Records from a dataset:
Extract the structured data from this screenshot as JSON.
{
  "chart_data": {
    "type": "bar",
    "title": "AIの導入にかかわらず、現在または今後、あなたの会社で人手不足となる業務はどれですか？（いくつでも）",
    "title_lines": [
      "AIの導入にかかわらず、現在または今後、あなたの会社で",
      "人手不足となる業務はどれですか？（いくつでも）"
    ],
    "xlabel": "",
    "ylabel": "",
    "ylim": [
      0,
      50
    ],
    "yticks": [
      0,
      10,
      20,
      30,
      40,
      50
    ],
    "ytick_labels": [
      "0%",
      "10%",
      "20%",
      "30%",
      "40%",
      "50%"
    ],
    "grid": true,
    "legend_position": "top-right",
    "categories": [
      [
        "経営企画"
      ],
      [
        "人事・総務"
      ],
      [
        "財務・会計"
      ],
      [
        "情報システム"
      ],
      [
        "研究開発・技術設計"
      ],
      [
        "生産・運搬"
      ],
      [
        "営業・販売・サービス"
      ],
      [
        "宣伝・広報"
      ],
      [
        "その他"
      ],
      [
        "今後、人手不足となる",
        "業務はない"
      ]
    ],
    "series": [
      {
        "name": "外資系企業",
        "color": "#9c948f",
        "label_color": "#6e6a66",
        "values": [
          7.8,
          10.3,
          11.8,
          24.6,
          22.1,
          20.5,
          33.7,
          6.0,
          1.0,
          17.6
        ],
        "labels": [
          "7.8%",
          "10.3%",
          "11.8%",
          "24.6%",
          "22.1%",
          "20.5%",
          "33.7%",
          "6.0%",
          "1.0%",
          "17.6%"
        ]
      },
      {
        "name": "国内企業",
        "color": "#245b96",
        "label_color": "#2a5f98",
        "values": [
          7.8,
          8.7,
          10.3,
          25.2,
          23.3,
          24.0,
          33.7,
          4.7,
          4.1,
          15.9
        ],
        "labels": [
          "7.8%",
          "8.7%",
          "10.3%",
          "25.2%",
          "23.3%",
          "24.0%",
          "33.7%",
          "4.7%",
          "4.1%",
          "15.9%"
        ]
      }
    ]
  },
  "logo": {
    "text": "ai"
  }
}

# EXERCISE DETAILS
Write out all the data again, exactly as it appears.

# RESULT
Extract the structured data from this screenshot as JSON.
{
  "chart_data": {
    "type": "bar",
    "title": "AIの導入にかかわらず、現在または今後、あなたの会社で人手不足となる業務はどれですか？（いくつでも）",
    "title_lines": [
      "AIの導入にかかわらず、現在または今後、あなたの会社で",
      "人手不足となる業務はどれですか？（いくつでも）"
    ],
    "xlabel": "",
    "ylabel": "",
    "ylim": [
      0,
      50
    ],
    "yticks": [
      0,
      10,
      20,
      30,
      40,
      50
    ],
    "ytick_labels": [
      "0%",
      "10%",
      "20%",
      "30%",
      "40%",
      "50%"
    ],
    "grid": true,
    "legend_position": "top-right",
    "categories": [
      [
        "経営企画"
      ],
      [
        "人事・総務"
      ],
      [
        "財務・会計"
      ],
      [
        "情報システム"
      ],
      [
        "研究開発・技術設計"
      ],
      [
        "生産・運搬"
      ],
      [
        "営業・販売・サービス"
      ],
      [
        "宣伝・広報"
      ],
      [
        "その他"
      ],
      [
        "今後、人手不足となる",
        "業務はない"
      ]
    ],
    "series": [
      {
        "name": "外資系企業",
        "color": "#9c948f",
        "label_color": "#6e6a66",
        "values": [
          7.8,
          10.3,
          11.8,
          24.6,
          22.1,
          20.5,
          33.7,
          6.0,
          1.0,
          17.6
        ],
        "labels": [
          "7.8%",
          "10.3%",
          "11.8%",
          "24.6%",
          "22.1%",
          "20.5%",
          "33.7%",
          "6.0%",
          "1.0%",
          "17.6%"
        ]
      },
      {
        "name": "国内企業",
        "color": "#245b96",
        "label_color": "#2a5f98",
        "values": [
          7.8,
          8.7,
          10.3,
          25.2,
          23.3,
          24.0,
          33.7,
          4.7,
          4.1,
          15.9
        ],
        "labels": [
          "7.8%",
          "8.7%",
          "10.3%",
          "25.2%",
          "23.3%",
          "24.0%",
          "33.7%",
          "4.7%",
          "4.1%",
          "15.9%"
        ]
      }
    ]
  },
  "logo": {
    "text": "ai"
  }
}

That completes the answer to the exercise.